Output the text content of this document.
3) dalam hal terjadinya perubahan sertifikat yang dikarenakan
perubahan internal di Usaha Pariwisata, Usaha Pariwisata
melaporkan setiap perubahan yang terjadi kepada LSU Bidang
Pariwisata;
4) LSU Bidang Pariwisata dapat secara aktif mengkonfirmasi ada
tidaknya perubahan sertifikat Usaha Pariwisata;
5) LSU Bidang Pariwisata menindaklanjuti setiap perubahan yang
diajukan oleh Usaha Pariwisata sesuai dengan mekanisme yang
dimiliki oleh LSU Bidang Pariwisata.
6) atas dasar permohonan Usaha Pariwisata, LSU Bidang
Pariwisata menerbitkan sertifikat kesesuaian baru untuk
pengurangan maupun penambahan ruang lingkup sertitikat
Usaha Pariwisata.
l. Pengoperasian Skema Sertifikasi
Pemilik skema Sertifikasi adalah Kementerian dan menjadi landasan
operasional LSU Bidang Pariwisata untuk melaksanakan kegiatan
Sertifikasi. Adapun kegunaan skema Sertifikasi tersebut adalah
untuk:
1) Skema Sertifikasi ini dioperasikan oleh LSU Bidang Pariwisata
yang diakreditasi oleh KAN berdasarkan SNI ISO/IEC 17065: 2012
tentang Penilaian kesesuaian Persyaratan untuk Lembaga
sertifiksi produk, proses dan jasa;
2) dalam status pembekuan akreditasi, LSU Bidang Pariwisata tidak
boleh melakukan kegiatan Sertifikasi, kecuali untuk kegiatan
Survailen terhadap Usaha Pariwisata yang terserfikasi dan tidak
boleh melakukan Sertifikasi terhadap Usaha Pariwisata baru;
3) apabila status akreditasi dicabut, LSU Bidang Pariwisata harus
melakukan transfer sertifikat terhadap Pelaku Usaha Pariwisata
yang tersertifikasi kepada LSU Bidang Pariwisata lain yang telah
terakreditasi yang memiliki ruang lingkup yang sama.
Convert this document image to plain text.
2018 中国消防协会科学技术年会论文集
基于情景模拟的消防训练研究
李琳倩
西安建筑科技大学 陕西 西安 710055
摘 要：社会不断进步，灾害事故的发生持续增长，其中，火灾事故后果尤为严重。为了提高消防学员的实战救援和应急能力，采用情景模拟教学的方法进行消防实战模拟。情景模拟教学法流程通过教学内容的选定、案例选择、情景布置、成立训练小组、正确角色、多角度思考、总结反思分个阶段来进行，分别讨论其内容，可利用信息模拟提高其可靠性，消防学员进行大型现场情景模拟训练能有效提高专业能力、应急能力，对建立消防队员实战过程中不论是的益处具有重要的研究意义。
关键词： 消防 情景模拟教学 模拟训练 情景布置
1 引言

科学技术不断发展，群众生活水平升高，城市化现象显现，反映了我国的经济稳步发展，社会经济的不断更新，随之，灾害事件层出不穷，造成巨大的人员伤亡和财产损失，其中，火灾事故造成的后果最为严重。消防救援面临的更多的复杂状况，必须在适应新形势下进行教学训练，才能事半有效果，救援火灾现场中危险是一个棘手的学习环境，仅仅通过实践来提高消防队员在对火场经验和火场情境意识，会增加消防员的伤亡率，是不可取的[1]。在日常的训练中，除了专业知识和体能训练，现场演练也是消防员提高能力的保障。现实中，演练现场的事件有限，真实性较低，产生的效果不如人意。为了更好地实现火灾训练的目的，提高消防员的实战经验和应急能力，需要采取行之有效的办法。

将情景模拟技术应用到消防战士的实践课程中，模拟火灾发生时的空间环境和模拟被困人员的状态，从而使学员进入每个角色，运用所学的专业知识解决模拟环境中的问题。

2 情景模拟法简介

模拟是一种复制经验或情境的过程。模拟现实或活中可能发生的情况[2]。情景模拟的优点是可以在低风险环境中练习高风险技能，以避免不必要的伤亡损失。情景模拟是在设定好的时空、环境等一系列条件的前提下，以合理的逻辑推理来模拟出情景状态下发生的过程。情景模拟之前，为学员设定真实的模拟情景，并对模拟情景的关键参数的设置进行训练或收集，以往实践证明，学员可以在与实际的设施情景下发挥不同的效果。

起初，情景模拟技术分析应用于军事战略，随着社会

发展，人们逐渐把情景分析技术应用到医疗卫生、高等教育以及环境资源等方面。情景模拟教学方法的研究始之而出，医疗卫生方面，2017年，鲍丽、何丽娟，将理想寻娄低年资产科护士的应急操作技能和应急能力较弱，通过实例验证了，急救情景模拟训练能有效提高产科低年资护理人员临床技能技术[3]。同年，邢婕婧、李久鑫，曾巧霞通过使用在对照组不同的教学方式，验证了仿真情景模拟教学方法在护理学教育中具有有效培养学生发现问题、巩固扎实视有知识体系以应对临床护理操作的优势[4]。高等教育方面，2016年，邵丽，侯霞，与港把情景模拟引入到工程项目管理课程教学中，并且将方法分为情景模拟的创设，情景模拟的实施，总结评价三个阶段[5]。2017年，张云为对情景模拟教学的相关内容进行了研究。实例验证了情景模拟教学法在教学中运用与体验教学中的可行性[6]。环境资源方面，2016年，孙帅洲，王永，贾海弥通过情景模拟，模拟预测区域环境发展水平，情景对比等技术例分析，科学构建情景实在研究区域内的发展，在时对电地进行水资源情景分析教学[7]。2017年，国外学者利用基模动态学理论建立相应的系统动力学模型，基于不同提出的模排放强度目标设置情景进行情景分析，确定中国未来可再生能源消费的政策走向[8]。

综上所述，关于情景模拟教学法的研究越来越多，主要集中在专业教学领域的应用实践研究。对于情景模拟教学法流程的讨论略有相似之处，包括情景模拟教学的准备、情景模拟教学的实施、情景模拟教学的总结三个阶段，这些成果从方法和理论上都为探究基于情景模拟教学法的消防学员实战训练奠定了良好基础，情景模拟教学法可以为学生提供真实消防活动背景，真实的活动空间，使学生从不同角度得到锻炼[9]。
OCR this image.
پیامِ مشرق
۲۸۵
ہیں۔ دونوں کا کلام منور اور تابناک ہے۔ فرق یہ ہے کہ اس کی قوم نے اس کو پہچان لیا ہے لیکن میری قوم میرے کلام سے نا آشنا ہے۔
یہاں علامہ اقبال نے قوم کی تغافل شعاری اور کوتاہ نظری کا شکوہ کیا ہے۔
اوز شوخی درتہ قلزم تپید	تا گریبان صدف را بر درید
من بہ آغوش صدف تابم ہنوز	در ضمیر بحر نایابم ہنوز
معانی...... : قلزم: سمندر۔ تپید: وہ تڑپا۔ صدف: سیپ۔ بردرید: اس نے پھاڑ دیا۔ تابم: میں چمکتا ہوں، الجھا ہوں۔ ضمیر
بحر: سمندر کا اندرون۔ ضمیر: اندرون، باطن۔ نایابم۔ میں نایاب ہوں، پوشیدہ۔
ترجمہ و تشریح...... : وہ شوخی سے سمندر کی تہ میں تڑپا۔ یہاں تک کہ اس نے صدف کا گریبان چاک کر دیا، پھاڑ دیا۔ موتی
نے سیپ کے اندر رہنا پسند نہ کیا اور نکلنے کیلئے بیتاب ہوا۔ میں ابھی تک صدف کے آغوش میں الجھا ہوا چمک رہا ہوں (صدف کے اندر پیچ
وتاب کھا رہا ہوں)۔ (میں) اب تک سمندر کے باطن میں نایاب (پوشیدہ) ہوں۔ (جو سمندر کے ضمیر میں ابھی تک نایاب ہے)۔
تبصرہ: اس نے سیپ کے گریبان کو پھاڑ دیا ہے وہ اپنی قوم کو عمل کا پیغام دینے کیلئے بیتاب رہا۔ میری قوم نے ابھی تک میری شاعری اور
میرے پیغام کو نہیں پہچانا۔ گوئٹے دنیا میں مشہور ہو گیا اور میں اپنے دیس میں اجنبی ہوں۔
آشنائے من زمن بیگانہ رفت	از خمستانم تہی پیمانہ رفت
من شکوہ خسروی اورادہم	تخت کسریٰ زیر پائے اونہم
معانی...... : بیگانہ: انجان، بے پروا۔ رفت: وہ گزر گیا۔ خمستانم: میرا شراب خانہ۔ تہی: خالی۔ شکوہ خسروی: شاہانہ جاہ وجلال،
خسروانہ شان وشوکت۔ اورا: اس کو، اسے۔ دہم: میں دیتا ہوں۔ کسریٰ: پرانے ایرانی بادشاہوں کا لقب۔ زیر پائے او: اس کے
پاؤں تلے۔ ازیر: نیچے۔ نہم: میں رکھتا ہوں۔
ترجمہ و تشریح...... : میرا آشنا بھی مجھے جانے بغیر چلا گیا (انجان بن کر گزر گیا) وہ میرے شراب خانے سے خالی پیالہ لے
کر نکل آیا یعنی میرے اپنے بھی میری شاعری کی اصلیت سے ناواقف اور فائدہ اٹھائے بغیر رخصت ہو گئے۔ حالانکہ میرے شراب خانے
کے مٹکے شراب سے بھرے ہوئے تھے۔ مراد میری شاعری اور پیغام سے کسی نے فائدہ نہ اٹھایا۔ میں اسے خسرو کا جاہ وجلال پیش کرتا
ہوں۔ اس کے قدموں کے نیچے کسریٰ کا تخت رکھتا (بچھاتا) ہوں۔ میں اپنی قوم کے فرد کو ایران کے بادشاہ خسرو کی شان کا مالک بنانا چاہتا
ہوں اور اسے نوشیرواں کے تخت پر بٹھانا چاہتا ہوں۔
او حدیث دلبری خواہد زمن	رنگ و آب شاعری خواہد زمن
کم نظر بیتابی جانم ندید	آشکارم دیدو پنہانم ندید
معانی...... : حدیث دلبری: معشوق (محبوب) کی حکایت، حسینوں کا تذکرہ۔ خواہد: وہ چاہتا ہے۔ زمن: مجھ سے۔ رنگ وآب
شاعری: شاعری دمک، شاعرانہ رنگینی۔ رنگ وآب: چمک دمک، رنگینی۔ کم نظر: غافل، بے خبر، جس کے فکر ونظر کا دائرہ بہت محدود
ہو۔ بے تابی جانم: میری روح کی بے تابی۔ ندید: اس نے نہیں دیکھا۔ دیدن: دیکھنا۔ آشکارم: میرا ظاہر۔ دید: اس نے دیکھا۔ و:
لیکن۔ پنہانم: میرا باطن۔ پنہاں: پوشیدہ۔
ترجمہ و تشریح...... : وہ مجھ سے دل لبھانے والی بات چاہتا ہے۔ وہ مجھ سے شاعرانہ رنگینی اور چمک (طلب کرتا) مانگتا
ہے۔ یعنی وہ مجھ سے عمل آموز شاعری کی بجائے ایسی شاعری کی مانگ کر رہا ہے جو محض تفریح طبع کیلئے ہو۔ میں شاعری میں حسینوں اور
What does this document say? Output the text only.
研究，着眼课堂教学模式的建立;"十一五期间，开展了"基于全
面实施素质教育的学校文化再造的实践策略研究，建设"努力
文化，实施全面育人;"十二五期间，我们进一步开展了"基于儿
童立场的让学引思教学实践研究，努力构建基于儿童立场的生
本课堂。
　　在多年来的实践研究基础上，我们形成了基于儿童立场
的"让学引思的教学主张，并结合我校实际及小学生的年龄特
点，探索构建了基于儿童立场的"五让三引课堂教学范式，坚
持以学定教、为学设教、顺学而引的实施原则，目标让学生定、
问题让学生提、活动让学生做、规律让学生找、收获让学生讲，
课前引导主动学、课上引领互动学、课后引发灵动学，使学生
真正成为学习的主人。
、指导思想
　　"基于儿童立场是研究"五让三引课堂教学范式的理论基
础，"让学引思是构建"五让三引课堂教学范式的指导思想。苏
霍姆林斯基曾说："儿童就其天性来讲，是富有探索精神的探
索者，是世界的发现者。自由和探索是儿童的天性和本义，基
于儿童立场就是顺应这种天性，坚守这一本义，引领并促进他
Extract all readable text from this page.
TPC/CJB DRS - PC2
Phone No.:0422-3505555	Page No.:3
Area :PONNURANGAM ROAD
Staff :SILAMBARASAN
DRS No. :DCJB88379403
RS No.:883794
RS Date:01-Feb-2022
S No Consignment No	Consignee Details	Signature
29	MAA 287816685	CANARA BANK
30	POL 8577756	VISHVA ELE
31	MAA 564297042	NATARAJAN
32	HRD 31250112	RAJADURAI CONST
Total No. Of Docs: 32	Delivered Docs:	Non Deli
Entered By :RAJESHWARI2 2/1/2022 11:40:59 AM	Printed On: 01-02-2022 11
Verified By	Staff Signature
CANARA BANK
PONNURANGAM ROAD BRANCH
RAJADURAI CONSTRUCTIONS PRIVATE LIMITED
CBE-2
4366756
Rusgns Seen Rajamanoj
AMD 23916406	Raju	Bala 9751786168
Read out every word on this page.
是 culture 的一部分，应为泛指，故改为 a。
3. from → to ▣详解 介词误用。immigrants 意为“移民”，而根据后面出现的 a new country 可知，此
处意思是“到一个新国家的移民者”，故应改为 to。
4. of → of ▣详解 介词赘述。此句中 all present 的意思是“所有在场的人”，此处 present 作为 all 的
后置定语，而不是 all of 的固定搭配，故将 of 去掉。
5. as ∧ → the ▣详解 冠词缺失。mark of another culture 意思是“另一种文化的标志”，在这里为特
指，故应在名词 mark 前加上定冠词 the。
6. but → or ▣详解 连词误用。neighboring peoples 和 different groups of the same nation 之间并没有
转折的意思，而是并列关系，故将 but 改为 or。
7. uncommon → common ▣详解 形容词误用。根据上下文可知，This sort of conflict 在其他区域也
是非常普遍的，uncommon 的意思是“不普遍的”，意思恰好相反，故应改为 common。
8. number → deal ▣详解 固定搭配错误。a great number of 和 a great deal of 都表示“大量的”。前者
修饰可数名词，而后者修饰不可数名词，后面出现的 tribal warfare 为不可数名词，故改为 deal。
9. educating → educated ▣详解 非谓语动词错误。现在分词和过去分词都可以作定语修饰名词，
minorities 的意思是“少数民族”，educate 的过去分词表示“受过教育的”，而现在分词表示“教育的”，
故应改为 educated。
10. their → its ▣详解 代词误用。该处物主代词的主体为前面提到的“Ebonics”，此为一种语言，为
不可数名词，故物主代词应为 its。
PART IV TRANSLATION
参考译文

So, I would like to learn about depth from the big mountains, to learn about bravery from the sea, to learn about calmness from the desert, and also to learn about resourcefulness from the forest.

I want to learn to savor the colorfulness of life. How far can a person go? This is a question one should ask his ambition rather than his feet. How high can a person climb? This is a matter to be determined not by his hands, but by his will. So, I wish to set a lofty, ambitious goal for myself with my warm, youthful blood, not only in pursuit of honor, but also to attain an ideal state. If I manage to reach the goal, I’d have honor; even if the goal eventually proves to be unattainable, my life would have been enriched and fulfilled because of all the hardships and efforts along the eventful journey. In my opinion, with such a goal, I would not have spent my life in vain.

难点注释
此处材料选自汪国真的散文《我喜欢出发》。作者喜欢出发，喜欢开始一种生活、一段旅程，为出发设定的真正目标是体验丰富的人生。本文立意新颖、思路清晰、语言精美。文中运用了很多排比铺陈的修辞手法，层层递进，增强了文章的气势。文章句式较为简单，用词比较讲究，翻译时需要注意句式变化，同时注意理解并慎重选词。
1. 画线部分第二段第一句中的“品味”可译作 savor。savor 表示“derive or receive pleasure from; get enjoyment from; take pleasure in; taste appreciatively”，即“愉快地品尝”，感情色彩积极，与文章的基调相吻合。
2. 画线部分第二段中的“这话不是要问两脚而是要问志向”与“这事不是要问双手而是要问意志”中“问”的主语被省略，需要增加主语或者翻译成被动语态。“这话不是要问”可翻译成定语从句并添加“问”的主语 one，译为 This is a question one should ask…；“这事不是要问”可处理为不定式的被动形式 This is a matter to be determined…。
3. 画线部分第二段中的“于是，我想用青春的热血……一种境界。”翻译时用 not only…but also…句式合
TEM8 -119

----

## [What you need to do]
How many lines of the listing include the string "question"? Answer with the number alone.

## [Exercise result]
2